### [THE TASK]
All records below must be retyped exactly.

### [EXERCISE INPUT]

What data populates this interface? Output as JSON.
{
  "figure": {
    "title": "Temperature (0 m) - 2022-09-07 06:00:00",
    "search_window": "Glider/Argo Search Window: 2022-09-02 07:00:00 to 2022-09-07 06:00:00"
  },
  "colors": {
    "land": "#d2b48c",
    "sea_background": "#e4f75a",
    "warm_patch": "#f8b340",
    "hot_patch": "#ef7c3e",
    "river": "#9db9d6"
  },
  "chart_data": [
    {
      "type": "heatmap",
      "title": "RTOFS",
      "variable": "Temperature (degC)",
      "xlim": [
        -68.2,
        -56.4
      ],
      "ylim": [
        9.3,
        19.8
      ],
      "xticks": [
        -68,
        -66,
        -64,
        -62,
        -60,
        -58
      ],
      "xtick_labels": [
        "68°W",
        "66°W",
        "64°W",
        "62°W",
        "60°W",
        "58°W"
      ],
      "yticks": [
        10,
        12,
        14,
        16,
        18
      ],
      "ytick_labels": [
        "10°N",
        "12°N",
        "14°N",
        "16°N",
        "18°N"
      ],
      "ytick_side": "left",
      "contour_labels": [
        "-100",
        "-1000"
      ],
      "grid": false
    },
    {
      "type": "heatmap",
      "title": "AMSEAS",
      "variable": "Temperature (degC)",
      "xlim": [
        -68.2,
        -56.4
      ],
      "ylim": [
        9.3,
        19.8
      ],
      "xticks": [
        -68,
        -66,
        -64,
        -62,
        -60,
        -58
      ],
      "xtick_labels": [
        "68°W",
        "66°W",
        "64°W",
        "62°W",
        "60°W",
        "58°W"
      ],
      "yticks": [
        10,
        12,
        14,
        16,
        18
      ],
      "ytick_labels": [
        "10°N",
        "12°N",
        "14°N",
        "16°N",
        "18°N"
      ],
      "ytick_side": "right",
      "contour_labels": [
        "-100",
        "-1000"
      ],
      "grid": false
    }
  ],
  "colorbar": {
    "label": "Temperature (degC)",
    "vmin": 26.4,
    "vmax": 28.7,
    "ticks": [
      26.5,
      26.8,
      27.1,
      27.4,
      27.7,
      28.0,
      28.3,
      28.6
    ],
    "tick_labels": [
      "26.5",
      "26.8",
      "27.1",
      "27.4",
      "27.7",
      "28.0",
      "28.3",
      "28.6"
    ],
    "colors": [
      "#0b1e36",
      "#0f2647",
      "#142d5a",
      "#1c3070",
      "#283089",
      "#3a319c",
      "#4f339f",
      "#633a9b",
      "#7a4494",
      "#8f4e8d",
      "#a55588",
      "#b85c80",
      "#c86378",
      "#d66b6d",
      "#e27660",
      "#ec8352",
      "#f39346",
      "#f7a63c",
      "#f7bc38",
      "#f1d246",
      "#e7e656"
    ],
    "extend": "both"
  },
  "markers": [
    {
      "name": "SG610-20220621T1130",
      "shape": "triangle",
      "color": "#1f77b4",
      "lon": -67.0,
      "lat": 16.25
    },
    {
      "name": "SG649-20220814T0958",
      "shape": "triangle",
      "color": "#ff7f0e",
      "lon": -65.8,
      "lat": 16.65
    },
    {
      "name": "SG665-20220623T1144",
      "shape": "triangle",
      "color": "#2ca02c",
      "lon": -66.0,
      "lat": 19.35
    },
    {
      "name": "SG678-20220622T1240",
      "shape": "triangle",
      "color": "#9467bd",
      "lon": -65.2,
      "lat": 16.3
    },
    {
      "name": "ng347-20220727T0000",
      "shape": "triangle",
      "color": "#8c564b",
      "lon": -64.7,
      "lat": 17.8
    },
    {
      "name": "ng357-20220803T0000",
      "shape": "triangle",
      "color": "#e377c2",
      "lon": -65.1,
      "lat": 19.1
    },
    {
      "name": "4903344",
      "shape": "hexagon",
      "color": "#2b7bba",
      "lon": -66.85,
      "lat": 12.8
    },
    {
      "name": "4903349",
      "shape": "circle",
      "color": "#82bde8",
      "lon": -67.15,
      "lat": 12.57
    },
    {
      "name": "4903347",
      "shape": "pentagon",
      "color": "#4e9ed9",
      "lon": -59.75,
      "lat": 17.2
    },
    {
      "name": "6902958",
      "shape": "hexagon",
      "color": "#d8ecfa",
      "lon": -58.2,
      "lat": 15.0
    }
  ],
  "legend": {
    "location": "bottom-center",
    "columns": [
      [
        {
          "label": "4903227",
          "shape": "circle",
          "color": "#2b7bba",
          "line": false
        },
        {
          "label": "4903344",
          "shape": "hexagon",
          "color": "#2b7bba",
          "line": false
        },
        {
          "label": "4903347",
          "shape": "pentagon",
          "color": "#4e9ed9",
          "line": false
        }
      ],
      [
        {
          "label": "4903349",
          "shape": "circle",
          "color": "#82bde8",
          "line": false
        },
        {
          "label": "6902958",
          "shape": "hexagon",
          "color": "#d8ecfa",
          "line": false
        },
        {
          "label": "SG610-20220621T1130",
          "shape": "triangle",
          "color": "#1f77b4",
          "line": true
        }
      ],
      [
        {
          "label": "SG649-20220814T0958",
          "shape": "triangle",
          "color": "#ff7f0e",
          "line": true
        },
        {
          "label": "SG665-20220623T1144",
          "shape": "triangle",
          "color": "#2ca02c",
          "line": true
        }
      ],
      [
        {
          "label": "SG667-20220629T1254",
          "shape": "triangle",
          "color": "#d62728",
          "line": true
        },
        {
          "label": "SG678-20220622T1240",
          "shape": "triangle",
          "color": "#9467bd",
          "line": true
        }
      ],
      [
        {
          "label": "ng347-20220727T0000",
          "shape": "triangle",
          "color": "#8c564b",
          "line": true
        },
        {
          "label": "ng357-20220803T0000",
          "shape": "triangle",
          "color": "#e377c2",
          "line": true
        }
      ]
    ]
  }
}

### [TASK OUTPUT]
What data populates this interface? Output as JSON.
{
  "figure": {
    "title": "Temperature (0 m) - 2022-09-07 06:00:00",
    "search_window": "Glider/Argo Search Window: 2022-09-02 07:00:00 to 2022-09-07 06:00:00"
  },
  "colors": {
    "land": "#d2b48c",
    "sea_background": "#e4f75a",
    "warm_patch": "#f8b340",
    "hot_patch": "#ef7c3e",
    "river": "#9db9d6"
  },
  "chart_data": [
    {
      "type": "heatmap",
      "title": "RTOFS",
      "variable": "Temperature (degC)",
      "xlim": [
        -68.2,
        -56.4
      ],
      "ylim": [
        9.3,
        19.8
      ],
      "xticks": [
        -68,
        -66,
        -64,
        -62,
        -60,
        -58
      ],
      "xtick_labels": [
        "68°W",
        "66°W",
        "64°W",
        "62°W",
        "60°W",
        "58°W"
      ],
      "yticks": [
        10,
        12,
        14,
        16,
        18
      ],
      "ytick_labels": [
        "10°N",
        "12°N",
        "14°N",
        "16°N",
        "18°N"
      ],
      "ytick_side": "left",
      "contour_labels": [
        "-100",
        "-1000"
      ],
      "grid": false
    },
    {
      "type": "heatmap",
      "title": "AMSEAS",
      "variable": "Temperature (degC)",
      "xlim": [
        -68.2,
        -56.4
      ],
      "ylim": [
        9.3,
        19.8
      ],
      "xticks": [
        -68,
        -66,
        -64,
        -62,
        -60,
        -58
      ],
      "xtick_labels": [
        "68°W",
        "66°W",
        "64°W",
        "62°W",
        "60°W",
        "58°W"
      ],
      "yticks": [
        10,
        12,
        14,
        16,
        18
      ],
      "ytick_labels": [
        "10°N",
        "12°N",
        "14°N",
        "16°N",
        "18°N"
      ],
      "ytick_side": "right",
      "contour_labels": [
        "-100",
        "-1000"
      ],
      "grid": false
    }
  ],
  "colorbar": {
    "label": "Temperature (degC)",
    "vmin": 26.4,
    "vmax": 28.7,
    "ticks": [
      26.5,
      26.8,
      27.1,
      27.4,
      27.7,
      28.0,
      28.3,
      28.6
    ],
    "tick_labels": [
      "26.5",
      "26.8",
      "27.1",
      "27.4",
      "27.7",
      "28.0",
      "28.3",
      "28.6"
    ],
    "colors": [
      "#0b1e36",
      "#0f2647",
      "#142d5a",
      "#1c3070",
      "#283089",
      "#3a319c",
      "#4f339f",
      "#633a9b",
      "#7a4494",
      "#8f4e8d",
      "#a55588",
      "#b85c80",
      "#c86378",
      "#d66b6d",
      "#e27660",
      "#ec8352",
      "#f39346",
      "#f7a63c",
      "#f7bc38",
      "#f1d246",
      "#e7e656"
    ],
    "extend": "both"
  },
  "markers": [
    {
      "name": "SG610-20220621T1130",
      "shape": "triangle",
      "color": "#1f77b4",
      "lon": -67.0,
      "lat": 16.25
    },
    {
      "name": "SG649-20220814T0958",
      "shape": "triangle",
      "color": "#ff7f0e",
      "lon": -65.8,
      "lat": 16.65
    },
    {
      "name": "SG665-20220623T1144",
      "shape": "triangle",
      "color": "#2ca02c",
      "lon": -66.0,
      "lat": 19.35
    },
    {
      "name": "SG678-20220622T1240",
      "shape": "triangle",
      "color": "#9467bd",
      "lon": -65.2,
      "lat": 16.3
    },
    {
      "name": "ng347-20220727T0000",
      "shape": "triangle",
      "color": "#8c564b",
      "lon": -64.7,
      "lat": 17.8
    },
    {
      "name": "ng357-20220803T0000",
      "shape": "triangle",
      "color": "#e377c2",
      "lon": -65.1,
      "lat": 19.1
    },
    {
      "name": "4903344",
      "shape": "hexagon",
      "color": "#2b7bba",
      "lon": -66.85,
      "lat": 12.8
    },
    {
      "name": "4903349",
      "shape": "circle",
      "color": "#82bde8",
      "lon": -67.15,
      "lat": 12.57
    },
    {
      "name": "4903347",
      "shape": "pentagon",
      "color": "#4e9ed9",
      "lon": -59.75,
      "lat": 17.2
    },
    {
      "name": "6902958",
      "shape": "hexagon",
      "color": "#d8ecfa",
      "lon": -58.2,
      "lat": 15.0
    }
  ],
  "legend": {
    "location": "bottom-center",
    "columns": [
      [
        {
          "label": "4903227",
          "shape": "circle",
          "color": "#2b7bba",
          "line": false
        },
        {
          "label": "4903344",
          "shape": "hexagon",
          "color": "#2b7bba",
          "line": false
        },
        {
          "label": "4903347",
          "shape": "pentagon",
          "color": "#4e9ed9",
          "line": false
        }
      ],
      [
        {
          "label": "4903349",
          "shape": "circle",
          "color": "#82bde8",
          "line": false
        },
        {
          "label": "6902958",
          "shape": "hexagon",
          "color": "#d8ecfa",
          "line": false
        },
        {
          "label": "SG610-20220621T1130",
          "shape": "triangle",
          "color": "#1f77b4",
          "line": true
        }
      ],
      [
        {
          "label": "SG649-20220814T0958",
          "shape": "triangle",
          "color": "#ff7f0e",
          "line": true
        },
        {
          "label": "SG665-20220623T1144",
          "shape": "triangle",
          "color": "#2ca02c",
          "line": true
        }
      ],
      [
        {
          "label": "SG667-20220629T1254",
          "shape": "triangle",
          "color": "#d62728",
          "line": true
        },
        {
          "label": "SG678-20220622T1240",
          "shape": "triangle",
          "color": "#9467bd",
          "line": true
        }
      ],
      [
        {
          "label": "ng347-20220727T0000",
          "shape": "triangle",
          "color": "#8c564b",
          "line": true
        },
        {
          "label": "ng357-20220803T0000",
          "shape": "triangle",
          "color": "#e377c2",
          "line": true
        }
      ]
    ]
  }
}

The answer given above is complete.